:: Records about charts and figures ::
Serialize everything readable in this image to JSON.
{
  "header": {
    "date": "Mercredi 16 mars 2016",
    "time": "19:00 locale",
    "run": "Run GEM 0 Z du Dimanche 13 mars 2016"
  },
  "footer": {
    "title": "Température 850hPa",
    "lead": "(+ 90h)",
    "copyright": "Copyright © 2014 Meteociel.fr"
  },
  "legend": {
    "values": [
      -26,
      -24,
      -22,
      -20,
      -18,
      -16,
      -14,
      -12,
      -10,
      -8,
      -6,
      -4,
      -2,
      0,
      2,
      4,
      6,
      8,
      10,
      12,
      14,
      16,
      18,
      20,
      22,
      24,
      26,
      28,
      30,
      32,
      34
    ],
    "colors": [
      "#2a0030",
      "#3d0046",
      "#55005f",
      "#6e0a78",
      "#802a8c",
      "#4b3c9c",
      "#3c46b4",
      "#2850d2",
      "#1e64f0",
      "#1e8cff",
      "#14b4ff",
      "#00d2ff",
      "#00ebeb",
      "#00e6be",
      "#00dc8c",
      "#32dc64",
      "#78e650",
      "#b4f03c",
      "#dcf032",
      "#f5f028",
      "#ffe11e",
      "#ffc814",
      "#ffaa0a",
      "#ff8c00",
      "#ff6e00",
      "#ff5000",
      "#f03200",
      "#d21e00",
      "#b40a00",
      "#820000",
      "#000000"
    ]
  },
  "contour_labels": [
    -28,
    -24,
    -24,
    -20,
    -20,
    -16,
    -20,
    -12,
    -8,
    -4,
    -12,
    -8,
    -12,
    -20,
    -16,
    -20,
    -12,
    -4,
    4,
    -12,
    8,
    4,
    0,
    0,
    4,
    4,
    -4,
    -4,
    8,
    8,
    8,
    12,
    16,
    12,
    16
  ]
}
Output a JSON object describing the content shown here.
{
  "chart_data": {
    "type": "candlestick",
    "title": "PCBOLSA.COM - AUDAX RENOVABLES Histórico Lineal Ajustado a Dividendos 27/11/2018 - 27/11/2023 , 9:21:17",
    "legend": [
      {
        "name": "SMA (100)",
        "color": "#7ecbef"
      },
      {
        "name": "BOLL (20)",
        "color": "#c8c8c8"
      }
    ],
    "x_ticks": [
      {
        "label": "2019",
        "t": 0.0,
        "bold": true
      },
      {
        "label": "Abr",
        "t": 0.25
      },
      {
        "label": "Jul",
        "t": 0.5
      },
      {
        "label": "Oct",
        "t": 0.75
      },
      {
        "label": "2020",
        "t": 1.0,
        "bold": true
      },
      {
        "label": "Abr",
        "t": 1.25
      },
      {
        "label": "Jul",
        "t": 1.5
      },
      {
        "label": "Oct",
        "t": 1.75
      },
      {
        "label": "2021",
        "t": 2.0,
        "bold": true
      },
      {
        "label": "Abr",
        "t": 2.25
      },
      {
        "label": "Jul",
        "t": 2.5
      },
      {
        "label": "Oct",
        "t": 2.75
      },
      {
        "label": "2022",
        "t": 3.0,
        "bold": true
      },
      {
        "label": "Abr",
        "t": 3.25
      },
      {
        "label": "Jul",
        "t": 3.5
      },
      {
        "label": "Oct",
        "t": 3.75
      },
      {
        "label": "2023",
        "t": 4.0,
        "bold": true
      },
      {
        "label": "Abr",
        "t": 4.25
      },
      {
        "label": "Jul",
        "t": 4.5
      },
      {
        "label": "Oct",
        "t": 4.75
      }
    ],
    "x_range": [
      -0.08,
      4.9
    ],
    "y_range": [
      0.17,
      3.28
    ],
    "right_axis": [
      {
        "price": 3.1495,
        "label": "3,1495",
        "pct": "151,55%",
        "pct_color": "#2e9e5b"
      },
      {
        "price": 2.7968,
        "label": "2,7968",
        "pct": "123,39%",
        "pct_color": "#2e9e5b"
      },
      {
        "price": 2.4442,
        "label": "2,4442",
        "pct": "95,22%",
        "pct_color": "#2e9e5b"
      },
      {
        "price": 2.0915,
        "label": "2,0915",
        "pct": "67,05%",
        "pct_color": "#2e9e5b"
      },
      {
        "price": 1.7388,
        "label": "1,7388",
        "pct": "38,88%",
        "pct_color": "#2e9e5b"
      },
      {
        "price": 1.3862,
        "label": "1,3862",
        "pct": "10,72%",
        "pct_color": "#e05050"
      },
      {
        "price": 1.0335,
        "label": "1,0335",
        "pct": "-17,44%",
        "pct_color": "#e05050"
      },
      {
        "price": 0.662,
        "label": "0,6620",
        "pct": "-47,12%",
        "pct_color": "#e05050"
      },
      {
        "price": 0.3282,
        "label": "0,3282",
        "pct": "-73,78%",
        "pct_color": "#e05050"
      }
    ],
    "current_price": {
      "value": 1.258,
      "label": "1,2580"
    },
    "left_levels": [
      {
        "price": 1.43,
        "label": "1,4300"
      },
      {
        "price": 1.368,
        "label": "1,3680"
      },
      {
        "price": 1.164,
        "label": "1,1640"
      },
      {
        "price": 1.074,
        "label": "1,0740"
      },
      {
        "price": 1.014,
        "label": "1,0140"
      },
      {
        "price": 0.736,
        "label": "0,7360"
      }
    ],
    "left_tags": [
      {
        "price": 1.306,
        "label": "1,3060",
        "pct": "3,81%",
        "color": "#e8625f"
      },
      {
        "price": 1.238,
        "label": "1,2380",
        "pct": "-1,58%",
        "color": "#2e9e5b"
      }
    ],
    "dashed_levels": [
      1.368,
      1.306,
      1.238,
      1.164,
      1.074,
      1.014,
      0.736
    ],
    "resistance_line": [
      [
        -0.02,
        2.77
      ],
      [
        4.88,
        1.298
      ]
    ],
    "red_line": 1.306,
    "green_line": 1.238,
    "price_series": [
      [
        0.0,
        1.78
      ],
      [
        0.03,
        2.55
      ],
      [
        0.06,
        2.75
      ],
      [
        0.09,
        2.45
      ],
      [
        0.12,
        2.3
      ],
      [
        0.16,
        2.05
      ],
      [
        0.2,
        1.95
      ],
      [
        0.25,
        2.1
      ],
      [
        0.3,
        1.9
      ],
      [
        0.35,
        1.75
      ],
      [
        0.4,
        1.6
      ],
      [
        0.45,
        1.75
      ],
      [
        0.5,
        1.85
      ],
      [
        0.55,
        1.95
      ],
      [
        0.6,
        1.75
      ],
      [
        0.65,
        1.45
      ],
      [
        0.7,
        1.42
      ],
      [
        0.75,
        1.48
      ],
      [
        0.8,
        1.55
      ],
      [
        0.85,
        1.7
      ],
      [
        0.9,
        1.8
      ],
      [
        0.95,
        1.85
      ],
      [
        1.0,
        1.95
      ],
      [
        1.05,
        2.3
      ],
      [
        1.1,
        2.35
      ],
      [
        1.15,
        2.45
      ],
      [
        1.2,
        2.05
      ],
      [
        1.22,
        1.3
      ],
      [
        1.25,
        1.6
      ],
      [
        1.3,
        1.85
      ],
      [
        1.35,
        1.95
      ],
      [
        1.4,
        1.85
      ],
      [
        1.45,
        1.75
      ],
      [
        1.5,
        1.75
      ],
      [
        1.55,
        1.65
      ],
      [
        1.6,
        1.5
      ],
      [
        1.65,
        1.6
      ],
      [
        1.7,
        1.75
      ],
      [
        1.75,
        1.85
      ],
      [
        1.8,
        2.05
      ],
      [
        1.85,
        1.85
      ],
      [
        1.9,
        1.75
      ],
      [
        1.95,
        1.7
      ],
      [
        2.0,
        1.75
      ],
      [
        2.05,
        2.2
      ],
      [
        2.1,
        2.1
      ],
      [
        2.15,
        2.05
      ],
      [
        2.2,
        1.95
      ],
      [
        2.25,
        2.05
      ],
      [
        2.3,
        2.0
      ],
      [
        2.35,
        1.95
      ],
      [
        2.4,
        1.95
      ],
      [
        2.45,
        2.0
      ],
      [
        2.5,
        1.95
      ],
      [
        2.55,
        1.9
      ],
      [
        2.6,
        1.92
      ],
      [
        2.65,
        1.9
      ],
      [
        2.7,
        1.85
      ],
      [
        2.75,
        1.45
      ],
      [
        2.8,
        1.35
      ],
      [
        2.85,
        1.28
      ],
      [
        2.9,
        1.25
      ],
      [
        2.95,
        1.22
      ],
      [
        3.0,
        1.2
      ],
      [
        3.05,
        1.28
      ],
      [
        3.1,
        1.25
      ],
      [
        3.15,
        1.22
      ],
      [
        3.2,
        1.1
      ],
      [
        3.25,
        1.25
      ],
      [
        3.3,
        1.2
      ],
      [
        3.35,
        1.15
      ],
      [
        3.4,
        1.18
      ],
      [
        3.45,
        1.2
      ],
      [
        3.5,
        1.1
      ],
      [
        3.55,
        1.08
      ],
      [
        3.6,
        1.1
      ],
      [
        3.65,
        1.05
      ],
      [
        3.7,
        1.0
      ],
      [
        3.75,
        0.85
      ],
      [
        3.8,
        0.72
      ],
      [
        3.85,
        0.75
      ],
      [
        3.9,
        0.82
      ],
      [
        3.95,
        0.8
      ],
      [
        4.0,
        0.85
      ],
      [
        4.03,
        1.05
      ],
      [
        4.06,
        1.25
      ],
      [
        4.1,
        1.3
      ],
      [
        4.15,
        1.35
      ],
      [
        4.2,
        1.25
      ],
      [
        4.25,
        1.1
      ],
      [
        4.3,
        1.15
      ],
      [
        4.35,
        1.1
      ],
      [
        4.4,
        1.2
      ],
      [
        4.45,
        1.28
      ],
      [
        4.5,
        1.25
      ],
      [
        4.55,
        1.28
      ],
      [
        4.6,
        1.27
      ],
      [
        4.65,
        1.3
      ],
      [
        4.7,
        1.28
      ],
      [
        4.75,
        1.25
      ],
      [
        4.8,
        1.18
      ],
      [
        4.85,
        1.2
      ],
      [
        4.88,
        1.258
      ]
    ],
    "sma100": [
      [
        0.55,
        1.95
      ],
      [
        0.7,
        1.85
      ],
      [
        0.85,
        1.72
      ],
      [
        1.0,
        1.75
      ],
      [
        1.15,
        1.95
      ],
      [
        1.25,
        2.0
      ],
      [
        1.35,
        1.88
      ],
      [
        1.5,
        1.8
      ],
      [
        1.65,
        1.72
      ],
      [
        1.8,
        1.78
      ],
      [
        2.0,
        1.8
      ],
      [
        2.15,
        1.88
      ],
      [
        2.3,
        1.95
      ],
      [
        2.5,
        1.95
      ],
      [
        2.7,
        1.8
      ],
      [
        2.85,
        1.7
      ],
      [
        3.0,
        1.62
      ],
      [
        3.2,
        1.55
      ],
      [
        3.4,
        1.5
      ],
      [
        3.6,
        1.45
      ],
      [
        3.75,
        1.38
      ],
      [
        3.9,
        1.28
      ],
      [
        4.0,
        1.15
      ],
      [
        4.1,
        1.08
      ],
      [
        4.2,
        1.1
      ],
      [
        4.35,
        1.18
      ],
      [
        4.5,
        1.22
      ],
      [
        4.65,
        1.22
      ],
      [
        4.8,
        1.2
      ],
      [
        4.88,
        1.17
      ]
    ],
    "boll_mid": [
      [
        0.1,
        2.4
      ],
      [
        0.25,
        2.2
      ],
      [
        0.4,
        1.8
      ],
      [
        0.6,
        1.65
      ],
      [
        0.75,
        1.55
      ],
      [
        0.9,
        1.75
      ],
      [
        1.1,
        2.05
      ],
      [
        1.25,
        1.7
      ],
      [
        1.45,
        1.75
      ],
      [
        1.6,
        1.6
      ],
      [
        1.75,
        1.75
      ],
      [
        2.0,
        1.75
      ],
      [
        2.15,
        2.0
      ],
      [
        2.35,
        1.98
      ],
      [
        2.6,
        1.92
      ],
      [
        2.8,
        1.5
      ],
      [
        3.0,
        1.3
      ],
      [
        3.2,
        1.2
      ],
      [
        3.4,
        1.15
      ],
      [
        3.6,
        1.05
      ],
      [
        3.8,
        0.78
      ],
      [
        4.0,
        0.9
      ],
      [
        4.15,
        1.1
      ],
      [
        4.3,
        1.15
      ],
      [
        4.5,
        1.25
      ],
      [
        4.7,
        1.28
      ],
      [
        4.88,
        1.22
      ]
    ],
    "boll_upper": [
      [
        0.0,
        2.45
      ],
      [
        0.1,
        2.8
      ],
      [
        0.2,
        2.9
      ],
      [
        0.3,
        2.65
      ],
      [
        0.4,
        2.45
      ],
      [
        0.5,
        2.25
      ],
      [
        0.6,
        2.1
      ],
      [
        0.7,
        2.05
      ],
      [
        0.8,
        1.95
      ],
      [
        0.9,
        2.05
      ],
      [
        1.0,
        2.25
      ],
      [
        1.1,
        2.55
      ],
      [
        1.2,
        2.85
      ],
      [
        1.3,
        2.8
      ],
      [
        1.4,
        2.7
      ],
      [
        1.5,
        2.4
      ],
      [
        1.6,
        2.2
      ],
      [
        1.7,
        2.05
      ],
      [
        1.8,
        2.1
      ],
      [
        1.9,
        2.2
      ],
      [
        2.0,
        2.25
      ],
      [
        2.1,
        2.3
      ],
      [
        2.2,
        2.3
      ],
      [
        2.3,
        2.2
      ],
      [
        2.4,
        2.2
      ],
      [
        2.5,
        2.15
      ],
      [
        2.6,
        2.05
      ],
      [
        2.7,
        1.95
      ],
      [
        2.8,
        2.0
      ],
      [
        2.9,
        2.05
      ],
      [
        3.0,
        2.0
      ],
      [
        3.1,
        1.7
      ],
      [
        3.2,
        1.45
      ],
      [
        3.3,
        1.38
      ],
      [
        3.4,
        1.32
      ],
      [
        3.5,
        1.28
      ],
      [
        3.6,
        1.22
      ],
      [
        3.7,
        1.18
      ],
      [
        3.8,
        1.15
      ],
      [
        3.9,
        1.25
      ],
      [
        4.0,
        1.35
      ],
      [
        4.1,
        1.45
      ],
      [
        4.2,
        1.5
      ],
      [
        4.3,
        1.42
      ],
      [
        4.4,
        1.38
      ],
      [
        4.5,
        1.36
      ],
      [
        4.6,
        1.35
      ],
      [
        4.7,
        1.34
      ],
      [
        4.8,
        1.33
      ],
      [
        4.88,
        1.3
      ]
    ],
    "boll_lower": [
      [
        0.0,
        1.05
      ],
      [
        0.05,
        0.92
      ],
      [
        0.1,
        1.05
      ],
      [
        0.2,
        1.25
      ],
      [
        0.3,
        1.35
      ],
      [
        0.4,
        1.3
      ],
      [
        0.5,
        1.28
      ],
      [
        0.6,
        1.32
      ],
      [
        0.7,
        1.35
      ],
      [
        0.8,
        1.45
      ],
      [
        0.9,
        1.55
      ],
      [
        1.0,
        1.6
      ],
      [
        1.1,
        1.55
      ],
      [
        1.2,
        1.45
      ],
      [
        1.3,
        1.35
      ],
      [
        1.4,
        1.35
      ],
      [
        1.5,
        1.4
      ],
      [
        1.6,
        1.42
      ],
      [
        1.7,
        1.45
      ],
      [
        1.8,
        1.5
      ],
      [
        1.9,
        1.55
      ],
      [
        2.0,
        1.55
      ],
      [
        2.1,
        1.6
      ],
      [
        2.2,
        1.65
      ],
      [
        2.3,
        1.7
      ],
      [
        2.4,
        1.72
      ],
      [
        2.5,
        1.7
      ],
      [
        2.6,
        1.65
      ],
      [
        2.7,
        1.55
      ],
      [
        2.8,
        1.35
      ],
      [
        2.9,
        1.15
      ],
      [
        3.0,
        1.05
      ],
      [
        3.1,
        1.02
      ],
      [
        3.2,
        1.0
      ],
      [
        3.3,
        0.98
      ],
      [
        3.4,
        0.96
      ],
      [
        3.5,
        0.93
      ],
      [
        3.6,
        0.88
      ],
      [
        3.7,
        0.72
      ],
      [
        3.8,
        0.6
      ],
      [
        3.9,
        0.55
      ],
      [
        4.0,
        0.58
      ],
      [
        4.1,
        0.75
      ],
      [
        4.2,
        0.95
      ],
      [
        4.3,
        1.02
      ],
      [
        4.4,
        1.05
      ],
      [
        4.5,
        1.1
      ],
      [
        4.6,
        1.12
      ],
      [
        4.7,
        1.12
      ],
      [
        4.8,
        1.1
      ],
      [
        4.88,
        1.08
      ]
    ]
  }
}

---

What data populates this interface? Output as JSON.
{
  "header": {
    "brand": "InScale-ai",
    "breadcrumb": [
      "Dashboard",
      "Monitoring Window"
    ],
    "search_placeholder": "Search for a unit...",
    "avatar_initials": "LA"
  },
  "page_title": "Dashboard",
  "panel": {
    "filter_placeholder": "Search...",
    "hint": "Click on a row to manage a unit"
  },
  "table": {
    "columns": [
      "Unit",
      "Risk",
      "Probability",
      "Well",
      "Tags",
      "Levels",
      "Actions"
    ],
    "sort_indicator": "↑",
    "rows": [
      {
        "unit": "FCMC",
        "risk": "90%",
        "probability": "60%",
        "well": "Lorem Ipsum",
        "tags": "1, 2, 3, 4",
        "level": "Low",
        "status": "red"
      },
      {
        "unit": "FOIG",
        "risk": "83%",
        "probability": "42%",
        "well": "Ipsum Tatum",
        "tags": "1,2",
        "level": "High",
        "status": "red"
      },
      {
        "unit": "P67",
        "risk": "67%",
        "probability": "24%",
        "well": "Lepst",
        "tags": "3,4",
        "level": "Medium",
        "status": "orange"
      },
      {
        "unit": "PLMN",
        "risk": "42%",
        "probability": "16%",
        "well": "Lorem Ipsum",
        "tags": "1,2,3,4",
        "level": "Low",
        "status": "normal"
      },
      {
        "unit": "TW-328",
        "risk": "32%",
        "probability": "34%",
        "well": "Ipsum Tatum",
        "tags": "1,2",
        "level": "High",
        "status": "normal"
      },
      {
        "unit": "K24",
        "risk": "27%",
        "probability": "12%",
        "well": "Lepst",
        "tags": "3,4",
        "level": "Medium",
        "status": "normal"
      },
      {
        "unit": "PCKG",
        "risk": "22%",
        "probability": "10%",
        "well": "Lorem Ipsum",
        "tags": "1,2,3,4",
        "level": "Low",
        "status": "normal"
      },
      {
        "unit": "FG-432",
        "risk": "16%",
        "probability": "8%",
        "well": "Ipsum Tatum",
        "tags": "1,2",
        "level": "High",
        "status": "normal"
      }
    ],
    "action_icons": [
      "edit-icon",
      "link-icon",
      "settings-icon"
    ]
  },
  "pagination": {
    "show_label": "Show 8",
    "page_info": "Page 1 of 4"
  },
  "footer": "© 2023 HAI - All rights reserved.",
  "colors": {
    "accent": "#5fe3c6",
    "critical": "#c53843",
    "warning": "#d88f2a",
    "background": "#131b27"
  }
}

:: THE TASK ::
Check each line above for "this" and return the ones that have it.

:: EXERCISE SOLUTION ::
Serialize everything readable in this image to JSON.
What data populates this interface? Output as JSON.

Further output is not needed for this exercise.